*Description of the task*.
Please turn the lines from the very first one through the line containing "legend: Response 1" into a numbered list, leaving out any blank lines.

+++

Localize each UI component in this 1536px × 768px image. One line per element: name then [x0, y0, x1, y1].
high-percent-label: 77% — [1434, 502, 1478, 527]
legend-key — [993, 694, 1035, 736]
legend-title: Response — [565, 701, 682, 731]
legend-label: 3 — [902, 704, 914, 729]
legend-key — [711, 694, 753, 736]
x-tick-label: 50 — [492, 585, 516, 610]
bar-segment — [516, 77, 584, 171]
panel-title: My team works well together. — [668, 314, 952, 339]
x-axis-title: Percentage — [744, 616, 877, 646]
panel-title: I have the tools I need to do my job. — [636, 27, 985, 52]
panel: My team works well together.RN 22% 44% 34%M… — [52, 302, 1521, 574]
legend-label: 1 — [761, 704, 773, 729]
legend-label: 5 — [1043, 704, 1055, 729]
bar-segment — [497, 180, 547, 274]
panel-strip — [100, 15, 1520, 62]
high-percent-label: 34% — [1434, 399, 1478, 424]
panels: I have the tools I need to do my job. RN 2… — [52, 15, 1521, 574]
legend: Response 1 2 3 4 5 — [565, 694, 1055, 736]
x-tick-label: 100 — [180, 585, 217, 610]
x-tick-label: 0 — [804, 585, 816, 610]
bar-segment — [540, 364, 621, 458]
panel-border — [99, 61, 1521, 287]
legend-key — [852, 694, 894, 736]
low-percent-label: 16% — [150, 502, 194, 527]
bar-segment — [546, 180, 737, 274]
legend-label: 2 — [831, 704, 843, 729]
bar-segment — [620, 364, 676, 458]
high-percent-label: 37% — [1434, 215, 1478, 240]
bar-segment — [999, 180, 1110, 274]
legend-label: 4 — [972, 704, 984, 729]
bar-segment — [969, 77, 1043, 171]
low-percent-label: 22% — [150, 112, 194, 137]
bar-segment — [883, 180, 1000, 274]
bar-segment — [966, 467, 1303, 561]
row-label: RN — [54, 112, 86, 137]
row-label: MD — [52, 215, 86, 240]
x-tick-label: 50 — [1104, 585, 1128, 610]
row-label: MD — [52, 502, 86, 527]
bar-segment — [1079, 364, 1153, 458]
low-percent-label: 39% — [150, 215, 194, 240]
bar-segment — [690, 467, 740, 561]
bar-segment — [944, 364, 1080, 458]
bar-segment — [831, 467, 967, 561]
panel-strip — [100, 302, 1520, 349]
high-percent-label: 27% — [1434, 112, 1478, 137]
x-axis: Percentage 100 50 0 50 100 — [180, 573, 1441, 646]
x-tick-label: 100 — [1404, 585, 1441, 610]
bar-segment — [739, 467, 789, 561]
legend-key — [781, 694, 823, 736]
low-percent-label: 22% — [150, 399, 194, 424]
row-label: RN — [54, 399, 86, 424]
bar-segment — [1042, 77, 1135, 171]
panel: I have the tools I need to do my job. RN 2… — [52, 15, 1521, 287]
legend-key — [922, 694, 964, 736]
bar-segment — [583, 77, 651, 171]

+++

*Response for this exercise*.
1. Localize each UI component in this 1536px × 768px image. One line per element: name then [x0, y0, x1, y1].
2. high-percent-label: 77% — [1434, 502, 1478, 527]
3. legend-key — [993, 694, 1035, 736]
4. legend-title: Response — [565, 701, 682, 731]
5. legend-label: 3 — [902, 704, 914, 729]
6. legend-key — [711, 694, 753, 736]
7. x-tick-label: 50 — [492, 585, 516, 610]
8. bar-segment — [516, 77, 584, 171]
9. panel-title: My team works well together. — [668, 314, 952, 339]
10. x-axis-title: Percentage — [744, 616, 877, 646]
11. panel-title: I have the tools I need to do my job. — [636, 27, 985, 52]
12. panel: My team works well together.RN 22% 44% 34%M… — [52, 302, 1521, 574]
13. legend-label: 1 — [761, 704, 773, 729]
14. legend-label: 5 — [1043, 704, 1055, 729]
15. bar-segment — [497, 180, 547, 274]
16. panel-strip — [100, 15, 1520, 62]
17. high-percent-label: 34% — [1434, 399, 1478, 424]
18. panels: I have the tools I need to do my job. RN 2… — [52, 15, 1521, 574]
19. legend: Response 1 2 3 4 5 — [565, 694, 1055, 736]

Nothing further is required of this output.